◆ EXERCISE OBJECTIVE ◆
Scan the lines below; pull out those with "Appliances".

◆ DATA EXCERPTS ◆

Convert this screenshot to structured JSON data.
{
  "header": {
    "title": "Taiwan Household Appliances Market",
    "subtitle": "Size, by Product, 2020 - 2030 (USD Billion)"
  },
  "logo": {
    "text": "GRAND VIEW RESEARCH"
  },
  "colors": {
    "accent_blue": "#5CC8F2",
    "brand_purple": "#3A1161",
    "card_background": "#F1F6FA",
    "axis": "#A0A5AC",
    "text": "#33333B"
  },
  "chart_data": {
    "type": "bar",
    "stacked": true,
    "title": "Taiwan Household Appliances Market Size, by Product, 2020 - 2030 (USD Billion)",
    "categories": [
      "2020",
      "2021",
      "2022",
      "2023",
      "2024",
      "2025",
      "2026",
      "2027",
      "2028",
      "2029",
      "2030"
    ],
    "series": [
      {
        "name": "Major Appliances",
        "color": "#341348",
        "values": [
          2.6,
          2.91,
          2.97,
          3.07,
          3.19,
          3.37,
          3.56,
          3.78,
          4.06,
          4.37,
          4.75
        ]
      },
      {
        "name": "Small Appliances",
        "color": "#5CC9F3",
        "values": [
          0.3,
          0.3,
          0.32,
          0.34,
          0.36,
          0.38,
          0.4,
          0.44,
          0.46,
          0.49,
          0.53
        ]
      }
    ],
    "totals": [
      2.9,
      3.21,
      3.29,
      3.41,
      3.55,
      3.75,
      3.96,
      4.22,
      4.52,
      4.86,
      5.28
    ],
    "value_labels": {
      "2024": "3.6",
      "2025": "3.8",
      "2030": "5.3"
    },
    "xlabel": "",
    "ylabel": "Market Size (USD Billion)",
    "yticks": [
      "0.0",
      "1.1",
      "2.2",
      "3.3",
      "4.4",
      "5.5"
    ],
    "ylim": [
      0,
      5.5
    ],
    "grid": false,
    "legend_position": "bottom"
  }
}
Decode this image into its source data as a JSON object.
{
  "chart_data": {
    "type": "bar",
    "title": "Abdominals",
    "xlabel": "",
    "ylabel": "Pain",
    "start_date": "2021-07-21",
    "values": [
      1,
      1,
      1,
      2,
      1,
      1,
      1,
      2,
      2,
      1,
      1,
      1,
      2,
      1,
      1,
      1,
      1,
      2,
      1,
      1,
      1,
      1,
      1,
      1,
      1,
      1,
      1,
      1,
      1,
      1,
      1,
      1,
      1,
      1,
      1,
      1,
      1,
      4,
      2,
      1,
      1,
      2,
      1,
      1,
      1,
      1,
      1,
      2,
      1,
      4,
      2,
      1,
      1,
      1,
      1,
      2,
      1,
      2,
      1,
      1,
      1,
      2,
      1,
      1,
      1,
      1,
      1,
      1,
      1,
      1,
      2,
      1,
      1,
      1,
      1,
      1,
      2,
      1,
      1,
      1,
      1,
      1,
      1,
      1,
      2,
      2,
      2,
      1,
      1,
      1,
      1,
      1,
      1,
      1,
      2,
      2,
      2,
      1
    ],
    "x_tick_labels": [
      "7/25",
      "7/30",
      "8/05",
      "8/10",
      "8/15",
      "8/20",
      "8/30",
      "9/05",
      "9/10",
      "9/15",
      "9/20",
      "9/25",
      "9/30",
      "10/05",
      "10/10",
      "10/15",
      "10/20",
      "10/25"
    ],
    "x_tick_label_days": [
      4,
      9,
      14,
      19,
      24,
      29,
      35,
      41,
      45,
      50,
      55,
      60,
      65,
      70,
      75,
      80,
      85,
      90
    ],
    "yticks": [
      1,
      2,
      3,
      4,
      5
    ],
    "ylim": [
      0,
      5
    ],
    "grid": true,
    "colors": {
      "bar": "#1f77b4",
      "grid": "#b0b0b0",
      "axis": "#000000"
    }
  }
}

◆ TASK OUTPUT ◆
    "title": "Taiwan Household Appliances Market",
    "title": "Taiwan Household Appliances Market Size, by Product, 2020 - 2030 (USD Billion)",
        "name": "Major Appliances",
        "name": "Small Appliances",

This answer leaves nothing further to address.